• _DIRECTIVE_
The data below is to be returned in full and exactly.

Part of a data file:
____________________

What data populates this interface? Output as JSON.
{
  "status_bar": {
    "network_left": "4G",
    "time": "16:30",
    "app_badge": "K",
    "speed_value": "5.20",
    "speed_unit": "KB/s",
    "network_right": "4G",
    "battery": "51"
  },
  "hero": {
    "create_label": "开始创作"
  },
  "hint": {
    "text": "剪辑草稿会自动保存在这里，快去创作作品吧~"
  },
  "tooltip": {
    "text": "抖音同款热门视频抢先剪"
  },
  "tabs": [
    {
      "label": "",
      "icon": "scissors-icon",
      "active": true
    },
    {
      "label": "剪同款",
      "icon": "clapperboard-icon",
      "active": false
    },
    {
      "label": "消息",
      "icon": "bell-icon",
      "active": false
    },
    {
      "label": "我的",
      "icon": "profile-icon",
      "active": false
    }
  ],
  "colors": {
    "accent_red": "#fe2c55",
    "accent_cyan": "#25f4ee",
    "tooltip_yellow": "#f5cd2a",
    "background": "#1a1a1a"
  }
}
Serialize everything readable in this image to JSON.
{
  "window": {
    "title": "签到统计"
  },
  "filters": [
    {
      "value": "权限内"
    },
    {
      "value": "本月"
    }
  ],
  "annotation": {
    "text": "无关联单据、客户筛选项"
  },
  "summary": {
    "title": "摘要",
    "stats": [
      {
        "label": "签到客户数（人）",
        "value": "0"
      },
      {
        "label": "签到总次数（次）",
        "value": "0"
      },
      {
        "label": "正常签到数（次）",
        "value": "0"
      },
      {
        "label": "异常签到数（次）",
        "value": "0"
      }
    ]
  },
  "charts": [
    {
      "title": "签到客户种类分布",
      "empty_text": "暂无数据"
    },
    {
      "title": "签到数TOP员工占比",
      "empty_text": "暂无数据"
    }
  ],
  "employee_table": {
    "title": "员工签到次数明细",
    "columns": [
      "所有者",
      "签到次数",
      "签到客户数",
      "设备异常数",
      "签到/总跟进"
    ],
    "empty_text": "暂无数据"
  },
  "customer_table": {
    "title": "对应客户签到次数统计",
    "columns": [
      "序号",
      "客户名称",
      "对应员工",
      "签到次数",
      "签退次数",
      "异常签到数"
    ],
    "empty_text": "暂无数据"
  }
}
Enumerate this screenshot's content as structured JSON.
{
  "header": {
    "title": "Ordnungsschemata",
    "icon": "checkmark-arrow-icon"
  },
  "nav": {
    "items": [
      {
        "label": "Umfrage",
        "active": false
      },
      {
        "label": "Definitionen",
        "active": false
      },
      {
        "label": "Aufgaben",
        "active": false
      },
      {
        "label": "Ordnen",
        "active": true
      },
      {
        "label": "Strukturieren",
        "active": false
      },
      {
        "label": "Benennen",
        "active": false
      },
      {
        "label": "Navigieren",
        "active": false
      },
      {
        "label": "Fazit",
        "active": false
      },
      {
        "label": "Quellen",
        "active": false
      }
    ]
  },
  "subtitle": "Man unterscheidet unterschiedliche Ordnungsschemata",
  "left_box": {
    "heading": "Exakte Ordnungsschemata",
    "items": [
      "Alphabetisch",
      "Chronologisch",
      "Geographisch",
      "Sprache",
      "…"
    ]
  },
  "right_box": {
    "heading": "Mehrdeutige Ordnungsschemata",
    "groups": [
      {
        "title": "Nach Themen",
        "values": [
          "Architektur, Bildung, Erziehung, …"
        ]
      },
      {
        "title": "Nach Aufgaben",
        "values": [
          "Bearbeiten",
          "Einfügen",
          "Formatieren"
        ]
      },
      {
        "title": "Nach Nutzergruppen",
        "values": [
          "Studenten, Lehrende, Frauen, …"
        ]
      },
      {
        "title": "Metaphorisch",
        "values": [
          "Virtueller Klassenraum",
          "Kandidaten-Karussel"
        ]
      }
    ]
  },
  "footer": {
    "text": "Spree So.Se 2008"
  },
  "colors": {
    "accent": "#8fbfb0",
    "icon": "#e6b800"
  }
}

____________________

• _EXPECTED OUTPUT_
What data populates this interface? Output as JSON.
{
  "status_bar": {
    "network_left": "4G",
    "time": "16:30",
    "app_badge": "K",
    "speed_value": "5.20",
    "speed_unit": "KB/s",
    "network_right": "4G",
    "battery": "51"
  },
  "hero": {
    "create_label": "开始创作"
  },
  "hint": {
    "text": "剪辑草稿会自动保存在这里，快去创作作品吧~"
  },
  "tooltip": {
    "text": "抖音同款热门视频抢先剪"
  },
  "tabs": [
    {
      "label": "",
      "icon": "scissors-icon",
      "active": true
    },
    {
      "label": "剪同款",
      "icon": "clapperboard-icon",
      "active": false
    },
    {
      "label": "消息",
      "icon": "bell-icon",
      "active": false
    },
    {
      "label": "我的",
      "icon": "profile-icon",
      "active": false
    }
  ],
  "colors": {
    "accent_red": "#fe2c55",
    "accent_cyan": "#25f4ee",
    "tooltip_yellow": "#f5cd2a",
    "background": "#1a1a1a"
  }
}
Serialize everything readable in this image to JSON.
{
  "window": {
    "title": "签到统计"
  },
  "filters": [
    {
      "value": "权限内"
    },
    {
      "value": "本月"
    }
  ],
  "annotation": {
    "text": "无关联单据、客户筛选项"
  },
  "summary": {
    "title": "摘要",
    "stats": [
      {
        "label": "签到客户数（人）",
        "value": "0"
      },
      {
        "label": "签到总次数（次）",
        "value": "0"
      },
      {
        "label": "正常签到数（次）",
        "value": "0"
      },
      {
        "label": "异常签到数（次）",
        "value": "0"
      }
    ]
  },
  "charts": [
    {
      "title": "签到客户种类分布",
      "empty_text": "暂无数据"
    },
    {
      "title": "签到数TOP员工占比",
      "empty_text": "暂无数据"
    }
  ],
  "employee_table": {
    "title": "员工签到次数明细",
    "columns": [
      "所有者",
      "签到次数",
      "签到客户数",
      "设备异常数",
      "签到/总跟进"
    ],
    "empty_text": "暂无数据"
  },
  "customer_table": {
    "title": "对应客户签到次数统计",
    "columns": [
      "序号",
      "客户名称",
      "对应员工",
      "签到次数",
      "签退次数",
      "异常签到数"
    ],
    "empty_text": "暂无数据"
  }
}
Enumerate this screenshot's content as structured JSON.
{
  "header": {
    "title": "Ordnungsschemata",
    "icon": "checkmark-arrow-icon"
  },
  "nav": {
    "items": [
      {
        "label": "Umfrage",
        "active": false
      },
      {
        "label": "Definitionen",
        "active": false
      },
      {
        "label": "Aufgaben",
        "active": false
      },
      {
        "label": "Ordnen",
        "active": true
      },
      {
        "label": "Strukturieren",
        "active": false
      },
      {
        "label": "Benennen",
        "active": false
      },
      {
        "label": "Navigieren",
        "active": false
      },
      {
        "label": "Fazit",
        "active": false
      },
      {
        "label": "Quellen",
        "active": false
      }
    ]
  },
  "subtitle": "Man unterscheidet unterschiedliche Ordnungsschemata",
  "left_box": {
    "heading": "Exakte Ordnungsschemata",
    "items": [
      "Alphabetisch",
      "Chronologisch",
      "Geographisch",
      "Sprache",
      "…"
    ]
  },
  "right_box": {
    "heading": "Mehrdeutige Ordnungsschemata",
    "groups": [
      {
        "title": "Nach Themen",
        "values": [
          "Architektur, Bildung, Erziehung, …"
        ]
      },
      {
        "title": "Nach Aufgaben",
        "values": [
          "Bearbeiten",
          "Einfügen",
          "Formatieren"
        ]
      },
      {
        "title": "Nach Nutzergruppen",
        "values": [
          "Studenten, Lehrende, Frauen, …"
        ]
      },
      {
        "title": "Metaphorisch",
        "values": [
          "Virtueller Klassenraum",
          "Kandidaten-Karussel"
        ]
      }
    ]
  },
  "footer": {
    "text": "Spree So.Se 2008"
  },
  "colors": {
    "accent": "#8fbfb0",
    "icon": "#e6b800"
  }
}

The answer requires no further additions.